# START OF STORED DATA

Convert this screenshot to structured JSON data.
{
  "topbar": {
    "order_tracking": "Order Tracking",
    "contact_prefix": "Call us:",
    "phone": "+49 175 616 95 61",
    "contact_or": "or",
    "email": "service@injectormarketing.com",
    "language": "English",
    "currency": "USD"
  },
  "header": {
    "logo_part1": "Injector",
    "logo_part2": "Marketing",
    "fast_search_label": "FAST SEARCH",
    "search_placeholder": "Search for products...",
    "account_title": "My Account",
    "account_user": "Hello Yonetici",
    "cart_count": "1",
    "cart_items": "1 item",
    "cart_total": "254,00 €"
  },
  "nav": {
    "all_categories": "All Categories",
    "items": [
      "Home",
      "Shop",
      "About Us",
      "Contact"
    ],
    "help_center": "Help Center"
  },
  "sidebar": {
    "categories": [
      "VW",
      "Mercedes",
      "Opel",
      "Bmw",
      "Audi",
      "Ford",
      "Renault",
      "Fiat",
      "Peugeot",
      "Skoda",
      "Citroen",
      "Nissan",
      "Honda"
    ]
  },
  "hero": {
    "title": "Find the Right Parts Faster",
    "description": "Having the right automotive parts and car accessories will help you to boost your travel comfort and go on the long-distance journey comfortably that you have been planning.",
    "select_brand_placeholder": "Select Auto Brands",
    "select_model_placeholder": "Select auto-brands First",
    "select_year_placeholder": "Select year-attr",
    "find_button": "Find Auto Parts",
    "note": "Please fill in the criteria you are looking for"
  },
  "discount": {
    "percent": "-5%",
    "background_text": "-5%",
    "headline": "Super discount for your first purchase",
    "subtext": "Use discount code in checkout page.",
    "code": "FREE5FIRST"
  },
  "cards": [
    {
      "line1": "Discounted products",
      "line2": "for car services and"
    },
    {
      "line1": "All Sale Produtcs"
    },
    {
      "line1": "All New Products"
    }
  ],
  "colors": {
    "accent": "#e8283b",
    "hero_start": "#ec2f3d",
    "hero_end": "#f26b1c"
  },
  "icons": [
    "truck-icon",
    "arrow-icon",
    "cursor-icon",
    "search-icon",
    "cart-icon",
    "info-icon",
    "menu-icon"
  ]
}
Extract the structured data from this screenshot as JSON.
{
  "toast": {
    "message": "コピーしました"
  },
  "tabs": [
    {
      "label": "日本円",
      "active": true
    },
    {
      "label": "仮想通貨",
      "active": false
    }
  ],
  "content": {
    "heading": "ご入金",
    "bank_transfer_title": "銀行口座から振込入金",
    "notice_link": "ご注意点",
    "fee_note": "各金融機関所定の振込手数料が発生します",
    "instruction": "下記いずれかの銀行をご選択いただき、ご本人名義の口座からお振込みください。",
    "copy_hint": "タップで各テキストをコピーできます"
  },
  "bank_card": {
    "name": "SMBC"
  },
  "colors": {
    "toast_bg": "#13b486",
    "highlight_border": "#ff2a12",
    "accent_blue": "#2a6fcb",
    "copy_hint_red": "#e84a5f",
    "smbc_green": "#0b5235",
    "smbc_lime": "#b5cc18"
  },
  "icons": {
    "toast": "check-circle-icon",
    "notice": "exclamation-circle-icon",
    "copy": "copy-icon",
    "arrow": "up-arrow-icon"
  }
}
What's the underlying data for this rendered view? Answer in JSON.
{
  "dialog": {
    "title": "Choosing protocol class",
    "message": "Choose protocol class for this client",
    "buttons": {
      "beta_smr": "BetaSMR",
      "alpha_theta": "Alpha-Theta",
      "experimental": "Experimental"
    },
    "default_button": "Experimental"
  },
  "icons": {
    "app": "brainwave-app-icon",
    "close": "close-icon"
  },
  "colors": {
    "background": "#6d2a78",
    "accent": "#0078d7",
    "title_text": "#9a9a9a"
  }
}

# END OF STORED DATA

Find the word "Experimental" in the material, then list each line that holds it.

> FINISHED ANSWER
      "experimental": "Experimental"
    "default_button": "Experimental"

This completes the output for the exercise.